[Raw records]:
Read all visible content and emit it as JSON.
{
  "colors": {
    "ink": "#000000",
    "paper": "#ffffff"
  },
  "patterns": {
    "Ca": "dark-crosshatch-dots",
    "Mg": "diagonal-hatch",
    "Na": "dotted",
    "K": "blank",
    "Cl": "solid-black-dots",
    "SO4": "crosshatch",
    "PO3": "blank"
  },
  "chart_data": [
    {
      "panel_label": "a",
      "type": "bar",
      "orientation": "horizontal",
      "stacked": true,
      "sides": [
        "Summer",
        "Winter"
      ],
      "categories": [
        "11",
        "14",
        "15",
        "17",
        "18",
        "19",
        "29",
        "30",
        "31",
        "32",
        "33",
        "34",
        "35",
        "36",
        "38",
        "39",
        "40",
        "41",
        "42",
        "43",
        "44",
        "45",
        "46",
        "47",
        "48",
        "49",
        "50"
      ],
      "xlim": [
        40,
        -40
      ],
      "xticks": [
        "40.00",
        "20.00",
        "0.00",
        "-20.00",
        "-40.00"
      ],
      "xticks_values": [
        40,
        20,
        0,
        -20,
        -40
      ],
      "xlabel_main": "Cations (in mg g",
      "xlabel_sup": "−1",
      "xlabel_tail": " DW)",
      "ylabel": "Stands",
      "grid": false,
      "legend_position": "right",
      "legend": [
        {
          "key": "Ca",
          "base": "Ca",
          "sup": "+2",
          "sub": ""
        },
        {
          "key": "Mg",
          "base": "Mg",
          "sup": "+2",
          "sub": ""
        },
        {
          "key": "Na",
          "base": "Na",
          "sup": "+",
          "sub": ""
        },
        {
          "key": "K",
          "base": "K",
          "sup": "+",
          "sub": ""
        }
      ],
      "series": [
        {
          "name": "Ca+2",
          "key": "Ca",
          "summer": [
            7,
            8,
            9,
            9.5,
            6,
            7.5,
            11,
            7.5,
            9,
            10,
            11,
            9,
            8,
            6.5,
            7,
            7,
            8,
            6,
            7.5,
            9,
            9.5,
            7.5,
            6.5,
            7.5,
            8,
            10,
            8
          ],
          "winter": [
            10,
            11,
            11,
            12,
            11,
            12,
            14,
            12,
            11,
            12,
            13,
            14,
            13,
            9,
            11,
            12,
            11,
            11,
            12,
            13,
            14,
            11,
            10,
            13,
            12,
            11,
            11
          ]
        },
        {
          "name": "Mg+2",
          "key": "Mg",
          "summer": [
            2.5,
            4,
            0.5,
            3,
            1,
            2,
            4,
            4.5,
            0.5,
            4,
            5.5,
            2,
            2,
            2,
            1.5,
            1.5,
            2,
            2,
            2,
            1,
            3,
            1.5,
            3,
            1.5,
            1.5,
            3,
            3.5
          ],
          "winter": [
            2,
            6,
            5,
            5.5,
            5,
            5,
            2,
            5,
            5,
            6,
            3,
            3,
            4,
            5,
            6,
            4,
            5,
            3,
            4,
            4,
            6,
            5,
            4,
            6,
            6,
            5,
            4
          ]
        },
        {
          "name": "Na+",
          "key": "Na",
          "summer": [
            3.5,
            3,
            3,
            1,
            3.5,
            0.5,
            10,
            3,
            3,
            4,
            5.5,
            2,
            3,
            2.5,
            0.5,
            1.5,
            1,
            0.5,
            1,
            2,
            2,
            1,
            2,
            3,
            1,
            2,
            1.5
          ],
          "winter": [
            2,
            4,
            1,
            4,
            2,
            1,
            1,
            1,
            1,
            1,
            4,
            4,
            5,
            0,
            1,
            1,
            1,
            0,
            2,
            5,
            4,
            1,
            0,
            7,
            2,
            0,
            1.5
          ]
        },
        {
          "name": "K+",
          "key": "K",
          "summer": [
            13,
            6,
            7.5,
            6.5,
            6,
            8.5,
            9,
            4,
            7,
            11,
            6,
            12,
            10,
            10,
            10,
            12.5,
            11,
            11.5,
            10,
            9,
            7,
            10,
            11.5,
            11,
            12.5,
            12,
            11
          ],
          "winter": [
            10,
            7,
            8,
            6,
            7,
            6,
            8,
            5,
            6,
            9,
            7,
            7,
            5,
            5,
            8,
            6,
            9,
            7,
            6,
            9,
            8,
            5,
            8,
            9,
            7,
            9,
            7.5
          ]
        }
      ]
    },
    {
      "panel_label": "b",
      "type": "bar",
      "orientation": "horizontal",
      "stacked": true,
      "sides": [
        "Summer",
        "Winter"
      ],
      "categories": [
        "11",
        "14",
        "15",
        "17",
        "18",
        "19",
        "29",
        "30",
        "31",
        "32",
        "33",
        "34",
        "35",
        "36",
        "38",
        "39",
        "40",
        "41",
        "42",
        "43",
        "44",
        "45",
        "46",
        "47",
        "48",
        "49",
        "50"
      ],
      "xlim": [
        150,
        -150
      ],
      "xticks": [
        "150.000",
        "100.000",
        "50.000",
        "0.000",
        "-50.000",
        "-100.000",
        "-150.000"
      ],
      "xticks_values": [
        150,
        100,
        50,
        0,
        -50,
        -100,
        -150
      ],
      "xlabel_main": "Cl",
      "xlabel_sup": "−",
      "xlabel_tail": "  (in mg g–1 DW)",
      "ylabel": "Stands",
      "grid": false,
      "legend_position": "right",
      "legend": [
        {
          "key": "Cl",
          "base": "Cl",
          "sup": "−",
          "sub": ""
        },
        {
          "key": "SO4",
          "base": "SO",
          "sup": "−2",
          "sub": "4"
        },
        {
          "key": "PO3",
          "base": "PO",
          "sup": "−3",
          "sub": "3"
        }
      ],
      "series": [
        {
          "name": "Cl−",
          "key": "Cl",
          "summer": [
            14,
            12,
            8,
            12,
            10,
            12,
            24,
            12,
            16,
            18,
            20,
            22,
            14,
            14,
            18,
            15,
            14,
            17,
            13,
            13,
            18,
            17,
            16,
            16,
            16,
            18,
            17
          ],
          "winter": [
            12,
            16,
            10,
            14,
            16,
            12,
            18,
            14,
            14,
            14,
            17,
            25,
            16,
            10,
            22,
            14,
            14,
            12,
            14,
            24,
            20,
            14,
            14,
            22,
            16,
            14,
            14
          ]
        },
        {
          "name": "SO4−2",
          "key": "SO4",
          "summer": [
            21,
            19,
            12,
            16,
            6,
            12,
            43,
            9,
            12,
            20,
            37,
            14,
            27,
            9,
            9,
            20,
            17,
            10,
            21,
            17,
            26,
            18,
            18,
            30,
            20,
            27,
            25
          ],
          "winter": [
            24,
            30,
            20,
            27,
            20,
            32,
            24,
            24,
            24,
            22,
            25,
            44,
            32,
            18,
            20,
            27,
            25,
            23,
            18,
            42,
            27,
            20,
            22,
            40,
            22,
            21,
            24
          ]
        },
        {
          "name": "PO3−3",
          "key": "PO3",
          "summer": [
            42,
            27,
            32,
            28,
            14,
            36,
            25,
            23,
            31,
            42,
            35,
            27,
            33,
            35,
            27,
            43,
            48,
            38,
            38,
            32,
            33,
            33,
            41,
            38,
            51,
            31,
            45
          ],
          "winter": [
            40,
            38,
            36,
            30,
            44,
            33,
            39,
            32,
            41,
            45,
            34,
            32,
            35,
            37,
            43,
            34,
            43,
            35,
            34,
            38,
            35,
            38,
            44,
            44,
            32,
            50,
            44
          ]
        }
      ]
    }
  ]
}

[Task statement]:
Without leaving anything out, quote all the data.

[Answer]:
Read all visible content and emit it as JSON.
{
  "colors": {
    "ink": "#000000",
    "paper": "#ffffff"
  },
  "patterns": {
    "Ca": "dark-crosshatch-dots",
    "Mg": "diagonal-hatch",
    "Na": "dotted",
    "K": "blank",
    "Cl": "solid-black-dots",
    "SO4": "crosshatch",
    "PO3": "blank"
  },
  "chart_data": [
    {
      "panel_label": "a",
      "type": "bar",
      "orientation": "horizontal",
      "stacked": true,
      "sides": [
        "Summer",
        "Winter"
      ],
      "categories": [
        "11",
        "14",
        "15",
        "17",
        "18",
        "19",
        "29",
        "30",
        "31",
        "32",
        "33",
        "34",
        "35",
        "36",
        "38",
        "39",
        "40",
        "41",
        "42",
        "43",
        "44",
        "45",
        "46",
        "47",
        "48",
        "49",
        "50"
      ],
      "xlim": [
        40,
        -40
      ],
      "xticks": [
        "40.00",
        "20.00",
        "0.00",
        "-20.00",
        "-40.00"
      ],
      "xticks_values": [
        40,
        20,
        0,
        -20,
        -40
      ],
      "xlabel_main": "Cations (in mg g",
      "xlabel_sup": "−1",
      "xlabel_tail": " DW)",
      "ylabel": "Stands",
      "grid": false,
      "legend_position": "right",
      "legend": [
        {
          "key": "Ca",
          "base": "Ca",
          "sup": "+2",
          "sub": ""
        },
        {
          "key": "Mg",
          "base": "Mg",
          "sup": "+2",
          "sub": ""
        },
        {
          "key": "Na",
          "base": "Na",
          "sup": "+",
          "sub": ""
        },
        {
          "key": "K",
          "base": "K",
          "sup": "+",
          "sub": ""
        }
      ],
      "series": [
        {
          "name": "Ca+2",
          "key": "Ca",
          "summer": [
            7,
            8,
            9,
            9.5,
            6,
            7.5,
            11,
            7.5,
            9,
            10,
            11,
            9,
            8,
            6.5,
            7,
            7,
            8,
            6,
            7.5,
            9,
            9.5,
            7.5,
            6.5,
            7.5,
            8,
            10,
            8
          ],
          "winter": [
            10,
            11,
            11,
            12,
            11,
            12,
            14,
            12,
            11,
            12,
            13,
            14,
            13,
            9,
            11,
            12,
            11,
            11,
            12,
            13,
            14,
            11,
            10,
            13,
            12,
            11,
            11
          ]
        },
        {
          "name": "Mg+2",
          "key": "Mg",
          "summer": [
            2.5,
            4,
            0.5,
            3,
            1,
            2,
            4,
            4.5,
            0.5,
            4,
            5.5,
            2,
            2,
            2,
            1.5,
            1.5,
            2,
            2,
            2,
            1,
            3,
            1.5,
            3,
            1.5,
            1.5,
            3,
            3.5
          ],
          "winter": [
            2,
            6,
            5,
            5.5,
            5,
            5,
            2,
            5,
            5,
            6,
            3,
            3,
            4,
            5,
            6,
            4,
            5,
            3,
            4,
            4,
            6,
            5,
            4,
            6,
            6,
            5,
            4
          ]
        },
        {
          "name": "Na+",
          "key": "Na",
          "summer": [
            3.5,
            3,
            3,
            1,
            3.5,
            0.5,
            10,
            3,
            3,
            4,
            5.5,
            2,
            3,
            2.5,
            0.5,
            1.5,
            1,
            0.5,
            1,
            2,
            2,
            1,
            2,
            3,
            1,
            2,
            1.5
          ],
          "winter": [
            2,
            4,
            1,
            4,
            2,
            1,
            1,
            1,
            1,
            1,
            4,
            4,
            5,
            0,
            1,
            1,
            1,
            0,
            2,
            5,
            4,
            1,
            0,
            7,
            2,
            0,
            1.5
          ]
        },
        {
          "name": "K+",
          "key": "K",
          "summer": [
            13,
            6,
            7.5,
            6.5,
            6,
            8.5,
            9,
            4,
            7,
            11,
            6,
            12,
            10,
            10,
            10,
            12.5,
            11,
            11.5,
            10,
            9,
            7,
            10,
            11.5,
            11,
            12.5,
            12,
            11
          ],
          "winter": [
            10,
            7,
            8,
            6,
            7,
            6,
            8,
            5,
            6,
            9,
            7,
            7,
            5,
            5,
            8,
            6,
            9,
            7,
            6,
            9,
            8,
            5,
            8,
            9,
            7,
            9,
            7.5
          ]
        }
      ]
    },
    {
      "panel_label": "b",
      "type": "bar",
      "orientation": "horizontal",
      "stacked": true,
      "sides": [
        "Summer",
        "Winter"
      ],
      "categories": [
        "11",
        "14",
        "15",
        "17",
        "18",
        "19",
        "29",
        "30",
        "31",
        "32",
        "33",
        "34",
        "35",
        "36",
        "38",
        "39",
        "40",
        "41",
        "42",
        "43",
        "44",
        "45",
        "46",
        "47",
        "48",
        "49",
        "50"
      ],
      "xlim": [
        150,
        -150
      ],
      "xticks": [
        "150.000",
        "100.000",
        "50.000",
        "0.000",
        "-50.000",
        "-100.000",
        "-150.000"
      ],
      "xticks_values": [
        150,
        100,
        50,
        0,
        -50,
        -100,
        -150
      ],
      "xlabel_main": "Cl",
      "xlabel_sup": "−",
      "xlabel_tail": "  (in mg g–1 DW)",
      "ylabel": "Stands",
      "grid": false,
      "legend_position": "right",
      "legend": [
        {
          "key": "Cl",
          "base": "Cl",
          "sup": "−",
          "sub": ""
        },
        {
          "key": "SO4",
          "base": "SO",
          "sup": "−2",
          "sub": "4"
        },
        {
          "key": "PO3",
          "base": "PO",
          "sup": "−3",
          "sub": "3"
        }
      ],
      "series": [
        {
          "name": "Cl−",
          "key": "Cl",
          "summer": [
            14,
            12,
            8,
            12,
            10,
            12,
            24,
            12,
            16,
            18,
            20,
            22,
            14,
            14,
            18,
            15,
            14,
            17,
            13,
            13,
            18,
            17,
            16,
            16,
            16,
            18,
            17
          ],
          "winter": [
            12,
            16,
            10,
            14,
            16,
            12,
            18,
            14,
            14,
            14,
            17,
            25,
            16,
            10,
            22,
            14,
            14,
            12,
            14,
            24,
            20,
            14,
            14,
            22,
            16,
            14,
            14
          ]
        },
        {
          "name": "SO4−2",
          "key": "SO4",
          "summer": [
            21,
            19,
            12,
            16,
            6,
            12,
            43,
            9,
            12,
            20,
            37,
            14,
            27,
            9,
            9,
            20,
            17,
            10,
            21,
            17,
            26,
            18,
            18,
            30,
            20,
            27,
            25
          ],
          "winter": [
            24,
            30,
            20,
            27,
            20,
            32,
            24,
            24,
            24,
            22,
            25,
            44,
            32,
            18,
            20,
            27,
            25,
            23,
            18,
            42,
            27,
            20,
            22,
            40,
            22,
            21,
            24
          ]
        },
        {
          "name": "PO3−3",
          "key": "PO3",
          "summer": [
            42,
            27,
            32,
            28,
            14,
            36,
            25,
            23,
            31,
            42,
            35,
            27,
            33,
            35,
            27,
            43,
            48,
            38,
            38,
            32,
            33,
            33,
            41,
            38,
            51,
            31,
            45
          ],
          "winter": [
            40,
            38,
            36,
            30,
            44,
            33,
            39,
            32,
            41,
            45,
            34,
            32,
            35,
            37,
            43,
            34,
            43,
            35,
            34,
            38,
            35,
            38,
            44,
            44,
            32,
            50,
            44
          ]
        }
      ]
    }
  ]
}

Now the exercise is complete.